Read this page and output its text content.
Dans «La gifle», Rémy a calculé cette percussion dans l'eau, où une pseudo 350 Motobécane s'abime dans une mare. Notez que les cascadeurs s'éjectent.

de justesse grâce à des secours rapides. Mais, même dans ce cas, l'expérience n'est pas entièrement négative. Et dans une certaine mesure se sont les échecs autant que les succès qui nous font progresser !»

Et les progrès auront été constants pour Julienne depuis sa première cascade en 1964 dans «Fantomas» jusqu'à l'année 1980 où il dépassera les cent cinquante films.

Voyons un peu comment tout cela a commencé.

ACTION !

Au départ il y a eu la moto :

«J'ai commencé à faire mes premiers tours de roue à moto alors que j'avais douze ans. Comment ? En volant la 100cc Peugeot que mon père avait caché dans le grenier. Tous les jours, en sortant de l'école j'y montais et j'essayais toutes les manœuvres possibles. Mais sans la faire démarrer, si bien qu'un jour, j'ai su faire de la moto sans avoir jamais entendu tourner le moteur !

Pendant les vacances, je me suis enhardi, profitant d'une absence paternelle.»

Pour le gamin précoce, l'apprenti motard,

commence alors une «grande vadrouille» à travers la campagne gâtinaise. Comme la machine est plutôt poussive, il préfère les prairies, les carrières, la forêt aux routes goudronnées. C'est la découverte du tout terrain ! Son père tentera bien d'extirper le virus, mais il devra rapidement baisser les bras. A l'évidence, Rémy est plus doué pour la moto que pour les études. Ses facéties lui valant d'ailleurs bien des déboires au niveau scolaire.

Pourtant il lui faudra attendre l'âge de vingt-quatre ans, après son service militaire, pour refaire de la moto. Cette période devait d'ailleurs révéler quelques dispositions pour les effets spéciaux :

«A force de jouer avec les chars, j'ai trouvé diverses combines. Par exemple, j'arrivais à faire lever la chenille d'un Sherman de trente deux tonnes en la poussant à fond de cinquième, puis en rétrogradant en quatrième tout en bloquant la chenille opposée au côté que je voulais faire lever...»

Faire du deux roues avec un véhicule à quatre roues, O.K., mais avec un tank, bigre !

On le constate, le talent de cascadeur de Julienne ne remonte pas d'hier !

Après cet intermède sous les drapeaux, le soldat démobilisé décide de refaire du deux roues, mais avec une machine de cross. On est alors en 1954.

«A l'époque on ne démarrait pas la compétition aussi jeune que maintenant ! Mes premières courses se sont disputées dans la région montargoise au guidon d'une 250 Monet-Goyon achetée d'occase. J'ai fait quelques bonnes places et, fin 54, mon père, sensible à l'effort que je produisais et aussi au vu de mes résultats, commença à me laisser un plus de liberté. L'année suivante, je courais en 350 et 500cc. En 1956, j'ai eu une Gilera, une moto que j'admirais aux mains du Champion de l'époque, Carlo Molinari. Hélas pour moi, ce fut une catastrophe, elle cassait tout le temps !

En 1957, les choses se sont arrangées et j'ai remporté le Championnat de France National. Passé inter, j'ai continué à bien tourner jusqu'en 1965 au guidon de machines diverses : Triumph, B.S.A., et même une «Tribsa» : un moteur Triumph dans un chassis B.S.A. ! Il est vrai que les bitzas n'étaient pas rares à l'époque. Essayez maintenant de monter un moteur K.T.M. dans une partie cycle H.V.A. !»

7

**WORK TO BE COMPLETED:** Find how many lines in the material hold the word "diverses" and state that number alone.

**RESPONSE BELOW:** 2